- _GIVEN REQUEST_
Extract each line containing the string "работники".

- _Data entries_
BEGIN

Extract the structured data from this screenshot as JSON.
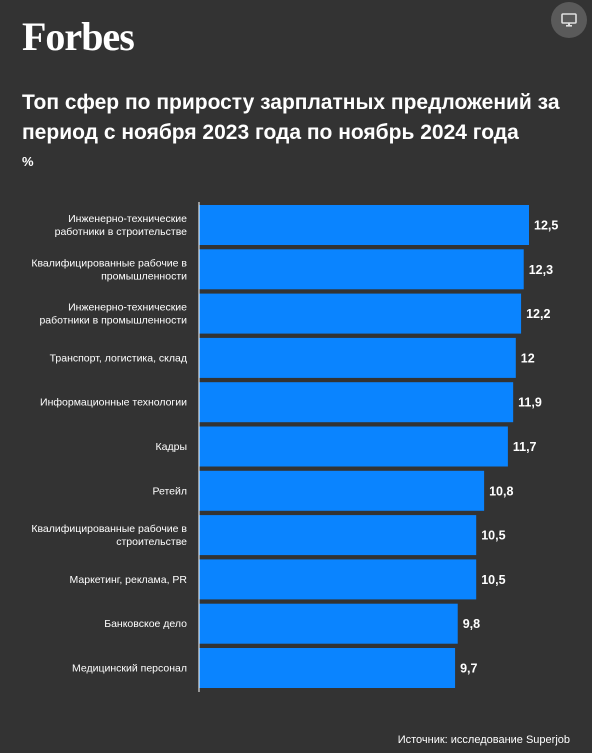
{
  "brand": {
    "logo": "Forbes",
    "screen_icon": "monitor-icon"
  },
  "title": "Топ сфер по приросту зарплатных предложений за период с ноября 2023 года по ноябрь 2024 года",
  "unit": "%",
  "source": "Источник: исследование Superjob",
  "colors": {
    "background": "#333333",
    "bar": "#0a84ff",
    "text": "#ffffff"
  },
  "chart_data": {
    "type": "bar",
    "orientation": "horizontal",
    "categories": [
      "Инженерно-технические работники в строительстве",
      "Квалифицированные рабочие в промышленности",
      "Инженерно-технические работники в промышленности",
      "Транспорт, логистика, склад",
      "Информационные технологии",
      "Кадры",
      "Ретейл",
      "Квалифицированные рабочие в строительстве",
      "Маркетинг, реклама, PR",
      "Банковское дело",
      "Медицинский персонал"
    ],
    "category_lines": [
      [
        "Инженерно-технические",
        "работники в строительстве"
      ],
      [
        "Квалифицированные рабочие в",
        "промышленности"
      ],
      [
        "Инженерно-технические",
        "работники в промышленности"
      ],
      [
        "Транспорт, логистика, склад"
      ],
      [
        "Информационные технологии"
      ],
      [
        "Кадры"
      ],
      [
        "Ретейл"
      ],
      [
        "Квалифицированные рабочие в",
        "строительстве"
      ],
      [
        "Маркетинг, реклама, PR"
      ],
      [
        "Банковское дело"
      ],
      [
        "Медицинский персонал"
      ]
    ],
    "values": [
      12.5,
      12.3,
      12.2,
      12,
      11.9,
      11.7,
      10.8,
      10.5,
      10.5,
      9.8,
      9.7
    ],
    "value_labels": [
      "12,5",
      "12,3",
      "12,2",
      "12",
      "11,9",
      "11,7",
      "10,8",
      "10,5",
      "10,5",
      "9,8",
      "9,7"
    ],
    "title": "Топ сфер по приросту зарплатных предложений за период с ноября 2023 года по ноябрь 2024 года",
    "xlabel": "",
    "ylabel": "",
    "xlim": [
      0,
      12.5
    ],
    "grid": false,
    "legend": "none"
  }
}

END

- _SOLVED EXERCISE_
      "Инженерно-технические работники в строительстве",
      "Инженерно-технические работники в промышленности",
        "работники в строительстве"
        "работники в промышленности"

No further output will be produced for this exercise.